— Supplied information —
§ §

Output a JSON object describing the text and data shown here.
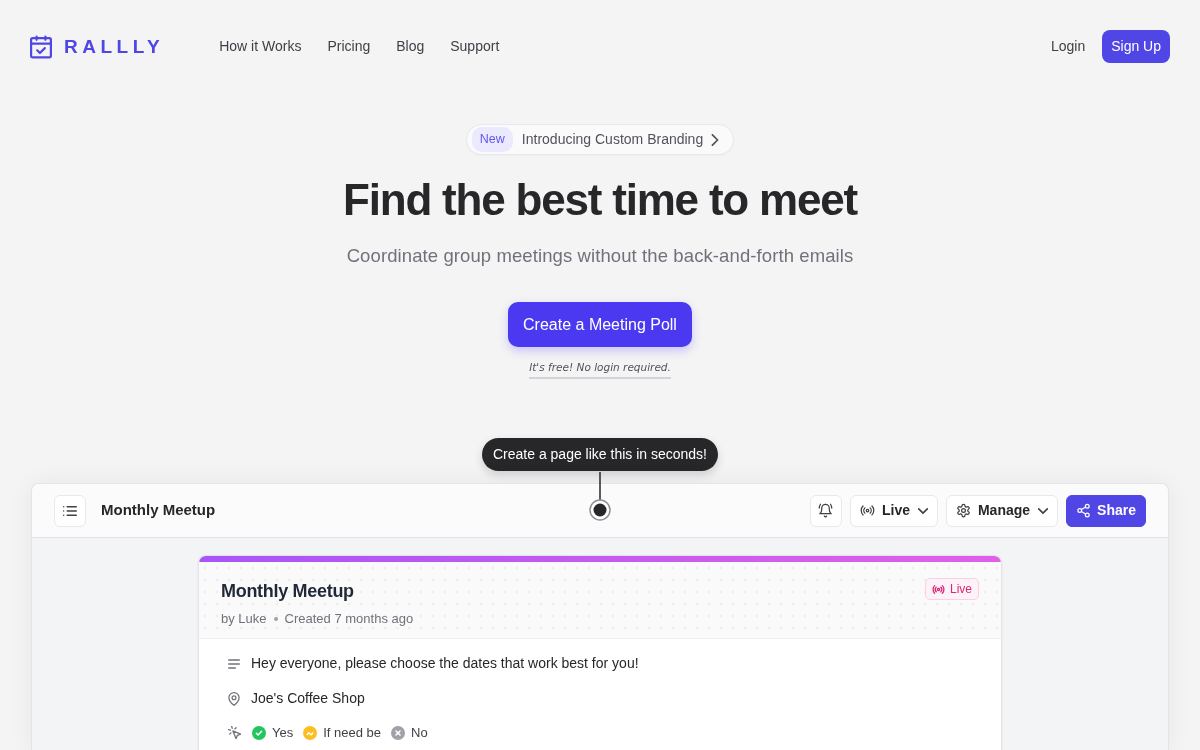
{
  "brand": {
    "name": "RALLLY"
  },
  "nav": {
    "links": [
      "How it Works",
      "Pricing",
      "Blog",
      "Support"
    ],
    "login": "Login",
    "sign_up": "Sign Up"
  },
  "announcement": {
    "badge": "New",
    "text": "Introducing Custom Branding"
  },
  "hero": {
    "title": "Find the best time to meet",
    "subtitle": "Coordinate group meetings without the back-and-forth emails",
    "cta": "Create a Meeting Poll",
    "note": "It's free! No login required."
  },
  "tooltip": "Create a page like this in seconds!",
  "preview": {
    "title": "Monthly Meetup",
    "toolbar": [
      {
        "kind": "icon"
      },
      {
        "kind": "dropdown",
        "label": "Live"
      },
      {
        "kind": "dropdown",
        "label": "Manage"
      },
      {
        "kind": "primary",
        "label": "Share"
      }
    ]
  },
  "poll": {
    "title": "Monthly Meetup",
    "author": "by Luke",
    "created": "Created 7 months ago",
    "status": "Live",
    "description": "Hey everyone, please choose the dates that work best for you!",
    "location": "Joe's Coffee Shop",
    "legend": [
      {
        "kind": "yes",
        "label": "Yes",
        "color": "#22c55e"
      },
      {
        "kind": "ifneedbe",
        "label": "If need be",
        "color": "#fbbf24"
      },
      {
        "kind": "no",
        "label": "No",
        "color": "#a1a1aa"
      }
    ]
  }
}
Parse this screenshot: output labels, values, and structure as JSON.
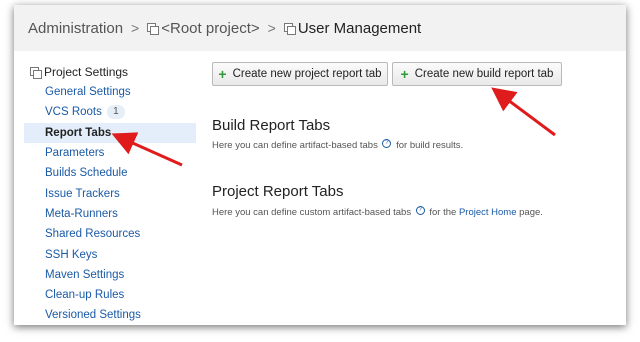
{
  "breadcrumb": {
    "root": "Administration",
    "project": "<Root project>",
    "current": "User Management",
    "separator": ">"
  },
  "sidebar": {
    "title": "Project Settings",
    "items": [
      {
        "label": "General Settings"
      },
      {
        "label": "VCS Roots",
        "badge": "1"
      },
      {
        "label": "Report Tabs",
        "active": true
      },
      {
        "label": "Parameters"
      },
      {
        "label": "Builds Schedule"
      },
      {
        "label": "Issue Trackers"
      },
      {
        "label": "Meta-Runners"
      },
      {
        "label": "Shared Resources"
      },
      {
        "label": "SSH Keys"
      },
      {
        "label": "Maven Settings"
      },
      {
        "label": "Clean-up Rules"
      },
      {
        "label": "Versioned Settings"
      }
    ]
  },
  "buttons": {
    "create_project_tab": "Create new project report tab",
    "create_build_tab": "Create new build report tab"
  },
  "build_section": {
    "title": "Build Report Tabs",
    "desc_before": "Here you can define artifact-based tabs",
    "desc_after": "for build results."
  },
  "project_section": {
    "title": "Project Report Tabs",
    "desc_before": "Here you can define custom artifact-based tabs",
    "desc_mid": "for the",
    "desc_link": "Project Home",
    "desc_after": "page."
  },
  "help_glyph": "?",
  "colors": {
    "link": "#1a5aa6",
    "active_bg": "#e3eefa",
    "arrow": "#e01b1b",
    "plus": "#2e9a3a"
  }
}
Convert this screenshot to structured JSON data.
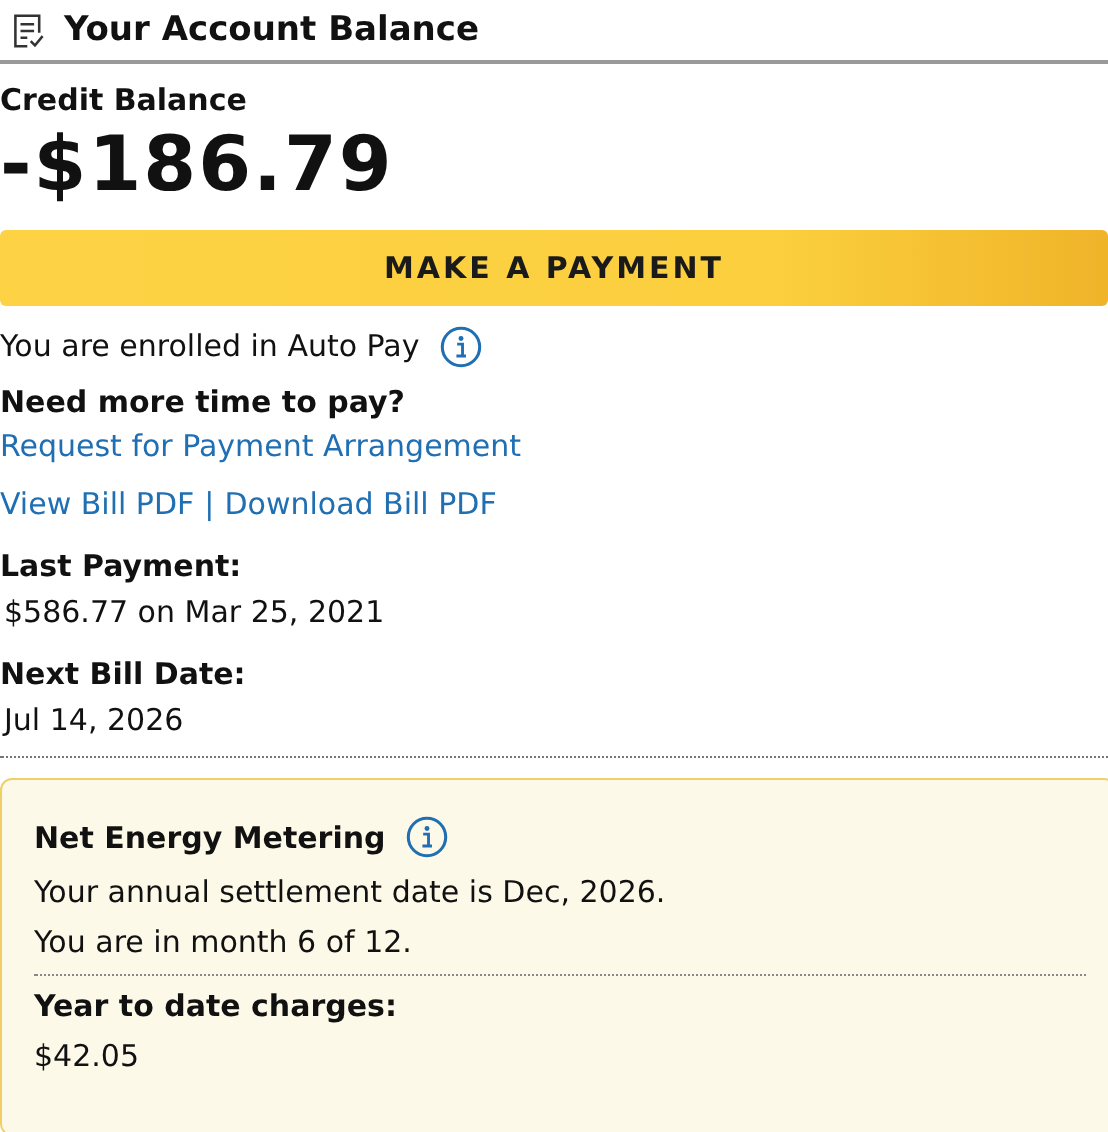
{
  "header": {
    "title": "Your Account Balance"
  },
  "balance": {
    "label": "Credit Balance",
    "amount": "-$186.79"
  },
  "payment_button": "MAKE A PAYMENT",
  "autopay": {
    "text": "You are enrolled in Auto Pay"
  },
  "arrangement": {
    "heading": "Need more time to pay?",
    "link": "Request for Payment Arrangement"
  },
  "bill_links": [
    {
      "label": "View Bill PDF"
    },
    {
      "label": "Download Bill PDF"
    }
  ],
  "bill_separator": "|",
  "details": [
    {
      "label": "Last Payment:",
      "value": "$586.77 on Mar 25, 2021"
    },
    {
      "label": "Next Bill Date:",
      "value": "Jul 14, 2026"
    }
  ],
  "nem": {
    "title": "Net Energy Metering",
    "lines": [
      "Your annual settlement date is Dec, 2026.",
      "You are in month 6 of 12."
    ],
    "charges_label": "Year to date charges:",
    "charges_value": "$42.05"
  }
}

§ §

— Task brief —
Reproduce exactly the lines from the one with "Convert this screenshot" to the bottom of the listing, both ends included, and nothing else. Skip the pictures.

— Completed exercise —
Convert this screenshot to structured JSON data.
{
  "header": {
    "title": "Your Account Balance"
  },
  "balance": {
    "label": "Credit Balance",
    "amount": "-$186.79"
  },
  "payment_button": "MAKE A PAYMENT",
  "autopay": {
    "text": "You are enrolled in Auto Pay"
  },
  "arrangement": {
    "heading": "Need more time to pay?",
    "link": "Request for Payment Arrangement"
  },
  "bill_links": [
    {
      "label": "View Bill PDF"
    },
    {
      "label": "Download Bill PDF"
    }
  ],
  "bill_separator": "|",
  "details": [
    {
      "label": "Last Payment:",
      "value": "$586.77 on Mar 25, 2021"
    },
    {
      "label": "Next Bill Date:",
      "value": "Jul 14, 2026"
    }
  ],
  "nem": {
    "title": "Net Energy Metering",
    "lines": [
      "Your annual settlement date is Dec, 2026.",
      "You are in month 6 of 12."
    ],
    "charges_label": "Year to date charges:",
    "charges_value": "$42.05"
  }
}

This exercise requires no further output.